-- Begin DATASET --

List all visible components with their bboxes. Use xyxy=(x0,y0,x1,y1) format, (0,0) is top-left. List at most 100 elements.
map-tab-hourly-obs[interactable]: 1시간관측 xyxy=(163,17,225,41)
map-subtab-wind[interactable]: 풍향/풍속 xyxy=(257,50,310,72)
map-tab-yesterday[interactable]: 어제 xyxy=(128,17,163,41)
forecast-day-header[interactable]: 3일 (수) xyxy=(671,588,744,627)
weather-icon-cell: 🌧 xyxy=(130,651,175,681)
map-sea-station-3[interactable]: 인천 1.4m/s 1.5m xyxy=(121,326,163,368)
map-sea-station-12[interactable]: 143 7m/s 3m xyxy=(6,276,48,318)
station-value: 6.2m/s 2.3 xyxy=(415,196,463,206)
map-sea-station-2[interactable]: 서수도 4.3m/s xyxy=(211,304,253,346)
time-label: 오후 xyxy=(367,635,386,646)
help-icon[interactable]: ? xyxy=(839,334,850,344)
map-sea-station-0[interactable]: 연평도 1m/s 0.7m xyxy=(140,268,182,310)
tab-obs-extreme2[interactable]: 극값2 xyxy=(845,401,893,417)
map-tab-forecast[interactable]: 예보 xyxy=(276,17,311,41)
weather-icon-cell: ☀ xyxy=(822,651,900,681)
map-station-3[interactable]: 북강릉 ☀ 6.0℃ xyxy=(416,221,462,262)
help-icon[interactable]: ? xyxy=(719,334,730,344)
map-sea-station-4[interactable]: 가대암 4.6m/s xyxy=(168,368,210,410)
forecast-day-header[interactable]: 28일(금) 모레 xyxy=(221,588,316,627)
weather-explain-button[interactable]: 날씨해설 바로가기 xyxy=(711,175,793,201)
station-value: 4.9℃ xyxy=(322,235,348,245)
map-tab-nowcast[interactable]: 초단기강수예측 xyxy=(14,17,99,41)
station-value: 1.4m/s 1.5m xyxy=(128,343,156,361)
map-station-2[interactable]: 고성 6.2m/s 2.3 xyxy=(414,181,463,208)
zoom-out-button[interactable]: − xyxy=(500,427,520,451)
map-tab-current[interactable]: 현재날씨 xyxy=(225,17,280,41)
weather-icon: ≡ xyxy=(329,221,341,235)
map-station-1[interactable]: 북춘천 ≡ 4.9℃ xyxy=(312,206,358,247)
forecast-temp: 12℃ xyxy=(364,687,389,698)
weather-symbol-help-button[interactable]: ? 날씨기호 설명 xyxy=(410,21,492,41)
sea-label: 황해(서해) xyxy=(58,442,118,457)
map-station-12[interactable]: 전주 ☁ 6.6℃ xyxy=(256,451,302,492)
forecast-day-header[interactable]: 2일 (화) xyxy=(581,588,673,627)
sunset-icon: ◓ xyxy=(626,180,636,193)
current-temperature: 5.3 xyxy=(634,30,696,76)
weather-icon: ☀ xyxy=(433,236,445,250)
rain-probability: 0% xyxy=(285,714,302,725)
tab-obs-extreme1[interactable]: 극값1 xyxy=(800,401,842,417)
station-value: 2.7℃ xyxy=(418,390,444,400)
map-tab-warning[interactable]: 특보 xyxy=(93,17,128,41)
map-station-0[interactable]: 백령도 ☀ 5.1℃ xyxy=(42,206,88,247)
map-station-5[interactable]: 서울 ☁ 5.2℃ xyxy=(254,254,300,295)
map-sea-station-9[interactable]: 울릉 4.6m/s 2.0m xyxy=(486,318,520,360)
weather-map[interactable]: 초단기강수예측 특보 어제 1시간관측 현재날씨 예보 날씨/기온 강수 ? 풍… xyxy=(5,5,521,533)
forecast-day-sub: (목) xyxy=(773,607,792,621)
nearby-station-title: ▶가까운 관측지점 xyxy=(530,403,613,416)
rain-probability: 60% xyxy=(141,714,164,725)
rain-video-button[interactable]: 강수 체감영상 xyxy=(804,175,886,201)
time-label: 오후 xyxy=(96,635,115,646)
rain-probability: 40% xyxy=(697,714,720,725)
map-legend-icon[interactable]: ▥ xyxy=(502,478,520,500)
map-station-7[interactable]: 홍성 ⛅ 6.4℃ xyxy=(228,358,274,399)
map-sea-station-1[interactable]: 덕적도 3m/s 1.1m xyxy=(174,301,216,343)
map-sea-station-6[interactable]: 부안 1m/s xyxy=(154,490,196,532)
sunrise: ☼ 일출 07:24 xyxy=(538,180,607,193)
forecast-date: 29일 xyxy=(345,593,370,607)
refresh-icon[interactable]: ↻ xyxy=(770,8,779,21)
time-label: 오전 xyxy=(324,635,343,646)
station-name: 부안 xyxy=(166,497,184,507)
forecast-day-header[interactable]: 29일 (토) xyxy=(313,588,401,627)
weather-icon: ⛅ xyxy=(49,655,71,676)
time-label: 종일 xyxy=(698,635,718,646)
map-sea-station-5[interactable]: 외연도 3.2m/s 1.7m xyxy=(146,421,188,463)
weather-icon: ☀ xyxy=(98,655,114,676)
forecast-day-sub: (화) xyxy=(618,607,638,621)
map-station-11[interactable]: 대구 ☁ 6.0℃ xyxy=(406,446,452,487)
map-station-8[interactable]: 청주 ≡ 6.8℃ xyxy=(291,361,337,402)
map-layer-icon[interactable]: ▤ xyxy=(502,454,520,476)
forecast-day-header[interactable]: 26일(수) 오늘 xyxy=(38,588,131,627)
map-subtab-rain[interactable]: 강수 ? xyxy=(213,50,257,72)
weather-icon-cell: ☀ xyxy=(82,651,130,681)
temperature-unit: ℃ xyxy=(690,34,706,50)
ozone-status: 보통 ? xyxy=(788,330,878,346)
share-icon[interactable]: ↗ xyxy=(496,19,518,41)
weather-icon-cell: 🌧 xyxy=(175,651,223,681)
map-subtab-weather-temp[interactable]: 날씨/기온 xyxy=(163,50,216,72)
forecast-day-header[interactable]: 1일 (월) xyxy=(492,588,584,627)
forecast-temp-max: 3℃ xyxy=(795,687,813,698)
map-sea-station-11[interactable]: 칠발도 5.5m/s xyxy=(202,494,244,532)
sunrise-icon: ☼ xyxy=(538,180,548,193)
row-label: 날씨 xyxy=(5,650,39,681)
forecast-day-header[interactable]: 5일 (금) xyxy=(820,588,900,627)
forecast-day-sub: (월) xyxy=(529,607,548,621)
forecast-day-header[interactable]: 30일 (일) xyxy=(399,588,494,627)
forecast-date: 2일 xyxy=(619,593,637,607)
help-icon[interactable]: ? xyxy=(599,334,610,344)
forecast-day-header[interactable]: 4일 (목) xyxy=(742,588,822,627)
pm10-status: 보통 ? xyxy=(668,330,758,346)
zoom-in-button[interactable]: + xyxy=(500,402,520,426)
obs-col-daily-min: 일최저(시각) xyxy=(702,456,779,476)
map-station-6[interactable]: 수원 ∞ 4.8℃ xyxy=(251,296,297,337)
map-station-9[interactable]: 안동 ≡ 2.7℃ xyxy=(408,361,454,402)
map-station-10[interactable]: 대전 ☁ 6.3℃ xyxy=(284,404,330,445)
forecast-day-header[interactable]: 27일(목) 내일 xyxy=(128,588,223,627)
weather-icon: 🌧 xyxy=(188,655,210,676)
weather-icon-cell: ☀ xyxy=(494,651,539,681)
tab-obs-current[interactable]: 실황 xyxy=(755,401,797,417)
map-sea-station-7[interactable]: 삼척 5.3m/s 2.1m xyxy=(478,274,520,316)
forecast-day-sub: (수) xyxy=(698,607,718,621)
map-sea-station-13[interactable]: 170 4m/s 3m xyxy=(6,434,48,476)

-- End DATASET --

OBJECTIVE
Reproduce every one of the entries above word for word, leaving nothing changed.

ANSWER FOR THIS EXERCISE
List all visible components with their bboxes. Use xyxy=(x0,y0,x1,y1) format, (0,0) is top-left. List at most 100 elements.
map-tab-hourly-obs[interactable]: 1시간관측 xyxy=(163,17,225,41)
map-subtab-wind[interactable]: 풍향/풍속 xyxy=(257,50,310,72)
map-tab-yesterday[interactable]: 어제 xyxy=(128,17,163,41)
forecast-day-header[interactable]: 3일 (수) xyxy=(671,588,744,627)
weather-icon-cell: 🌧 xyxy=(130,651,175,681)
map-sea-station-3[interactable]: 인천 1.4m/s 1.5m xyxy=(121,326,163,368)
map-sea-station-12[interactable]: 143 7m/s 3m xyxy=(6,276,48,318)
station-value: 6.2m/s 2.3 xyxy=(415,196,463,206)
map-sea-station-2[interactable]: 서수도 4.3m/s xyxy=(211,304,253,346)
time-label: 오후 xyxy=(367,635,386,646)
help-icon[interactable]: ? xyxy=(839,334,850,344)
map-sea-station-0[interactable]: 연평도 1m/s 0.7m xyxy=(140,268,182,310)
tab-obs-extreme2[interactable]: 극값2 xyxy=(845,401,893,417)
map-tab-forecast[interactable]: 예보 xyxy=(276,17,311,41)
weather-icon-cell: ☀ xyxy=(822,651,900,681)
map-station-3[interactable]: 북강릉 ☀ 6.0℃ xyxy=(416,221,462,262)
help-icon[interactable]: ? xyxy=(719,334,730,344)
map-sea-station-4[interactable]: 가대암 4.6m/s xyxy=(168,368,210,410)
forecast-day-header[interactable]: 28일(금) 모레 xyxy=(221,588,316,627)
weather-explain-button[interactable]: 날씨해설 바로가기 xyxy=(711,175,793,201)
station-value: 4.9℃ xyxy=(322,235,348,245)
map-tab-nowcast[interactable]: 초단기강수예측 xyxy=(14,17,99,41)
station-value: 1.4m/s 1.5m xyxy=(128,343,156,361)
map-station-2[interactable]: 고성 6.2m/s 2.3 xyxy=(414,181,463,208)
zoom-out-button[interactable]: − xyxy=(500,427,520,451)
map-tab-current[interactable]: 현재날씨 xyxy=(225,17,280,41)
weather-icon: ≡ xyxy=(329,221,341,235)
map-station-1[interactable]: 북춘천 ≡ 4.9℃ xyxy=(312,206,358,247)
forecast-temp: 12℃ xyxy=(364,687,389,698)
weather-symbol-help-button[interactable]: ? 날씨기호 설명 xyxy=(410,21,492,41)
sea-label: 황해(서해) xyxy=(58,442,118,457)
map-station-12[interactable]: 전주 ☁ 6.6℃ xyxy=(256,451,302,492)
forecast-day-header[interactable]: 2일 (화) xyxy=(581,588,673,627)
sunset-icon: ◓ xyxy=(626,180,636,193)
current-temperature: 5.3 xyxy=(634,30,696,76)
weather-icon: ☀ xyxy=(433,236,445,250)
rain-probability: 0% xyxy=(285,714,302,725)
tab-obs-extreme1[interactable]: 극값1 xyxy=(800,401,842,417)
station-value: 2.7℃ xyxy=(418,390,444,400)
map-tab-warning[interactable]: 특보 xyxy=(93,17,128,41)
map-station-0[interactable]: 백령도 ☀ 5.1℃ xyxy=(42,206,88,247)
map-station-5[interactable]: 서울 ☁ 5.2℃ xyxy=(254,254,300,295)
map-sea-station-9[interactable]: 울릉 4.6m/s 2.0m xyxy=(486,318,520,360)
weather-map[interactable]: 초단기강수예측 특보 어제 1시간관측 현재날씨 예보 날씨/기온 강수 ? 풍… xyxy=(5,5,521,533)
forecast-day-sub: (목) xyxy=(773,607,792,621)
nearby-station-title: ▶가까운 관측지점 xyxy=(530,403,613,416)
rain-probability: 60% xyxy=(141,714,164,725)
rain-video-button[interactable]: 강수 체감영상 xyxy=(804,175,886,201)
time-label: 오후 xyxy=(96,635,115,646)
rain-probability: 40% xyxy=(697,714,720,725)
map-legend-icon[interactable]: ▥ xyxy=(502,478,520,500)
map-station-7[interactable]: 홍성 ⛅ 6.4℃ xyxy=(228,358,274,399)
map-sea-station-1[interactable]: 덕적도 3m/s 1.1m xyxy=(174,301,216,343)
map-sea-station-6[interactable]: 부안 1m/s xyxy=(154,490,196,532)
sunrise: ☼ 일출 07:24 xyxy=(538,180,607,193)
forecast-date: 29일 xyxy=(345,593,370,607)
refresh-icon[interactable]: ↻ xyxy=(770,8,779,21)
time-label: 오전 xyxy=(324,635,343,646)
station-name: 부안 xyxy=(166,497,184,507)
forecast-day-header[interactable]: 29일 (토) xyxy=(313,588,401,627)
weather-icon: ⛅ xyxy=(49,655,71,676)
time-label: 종일 xyxy=(698,635,718,646)
map-sea-station-5[interactable]: 외연도 3.2m/s 1.7m xyxy=(146,421,188,463)
weather-icon: ☀ xyxy=(98,655,114,676)
forecast-day-sub: (화) xyxy=(618,607,638,621)
map-station-11[interactable]: 대구 ☁ 6.0℃ xyxy=(406,446,452,487)
map-station-8[interactable]: 청주 ≡ 6.8℃ xyxy=(291,361,337,402)
map-layer-icon[interactable]: ▤ xyxy=(502,454,520,476)
forecast-day-header[interactable]: 26일(수) 오늘 xyxy=(38,588,131,627)
map-subtab-rain[interactable]: 강수 ? xyxy=(213,50,257,72)
weather-icon-cell: ☀ xyxy=(82,651,130,681)
temperature-unit: ℃ xyxy=(690,34,706,50)
ozone-status: 보통 ? xyxy=(788,330,878,346)
share-icon[interactable]: ↗ xyxy=(496,19,518,41)
weather-icon-cell: 🌧 xyxy=(175,651,223,681)
map-subtab-weather-temp[interactable]: 날씨/기온 xyxy=(163,50,216,72)
forecast-day-header[interactable]: 1일 (월) xyxy=(492,588,584,627)
forecast-temp-max: 3℃ xyxy=(795,687,813,698)
map-sea-station-11[interactable]: 칠발도 5.5m/s xyxy=(202,494,244,532)
sunrise-icon: ☼ xyxy=(538,180,548,193)
row-label: 날씨 xyxy=(5,650,39,681)
forecast-day-header[interactable]: 5일 (금) xyxy=(820,588,900,627)
forecast-day-sub: (월) xyxy=(529,607,548,621)
forecast-day-header[interactable]: 30일 (일) xyxy=(399,588,494,627)
forecast-date: 2일 xyxy=(619,593,637,607)
help-icon[interactable]: ? xyxy=(599,334,610,344)
forecast-day-header[interactable]: 4일 (목) xyxy=(742,588,822,627)
pm10-status: 보통 ? xyxy=(668,330,758,346)
zoom-in-button[interactable]: + xyxy=(500,402,520,426)
obs-col-daily-min: 일최저(시각) xyxy=(702,456,779,476)
map-station-6[interactable]: 수원 ∞ 4.8℃ xyxy=(251,296,297,337)
map-station-9[interactable]: 안동 ≡ 2.7℃ xyxy=(408,361,454,402)
map-station-10[interactable]: 대전 ☁ 6.3℃ xyxy=(284,404,330,445)
forecast-day-header[interactable]: 27일(목) 내일 xyxy=(128,588,223,627)
weather-icon: 🌧 xyxy=(188,655,210,676)
weather-icon-cell: ☀ xyxy=(494,651,539,681)
tab-obs-current[interactable]: 실황 xyxy=(755,401,797,417)
map-sea-station-7[interactable]: 삼척 5.3m/s 2.1m xyxy=(478,274,520,316)
forecast-day-sub: (수) xyxy=(698,607,718,621)
map-sea-station-13[interactable]: 170 4m/s 3m xyxy=(6,434,48,476)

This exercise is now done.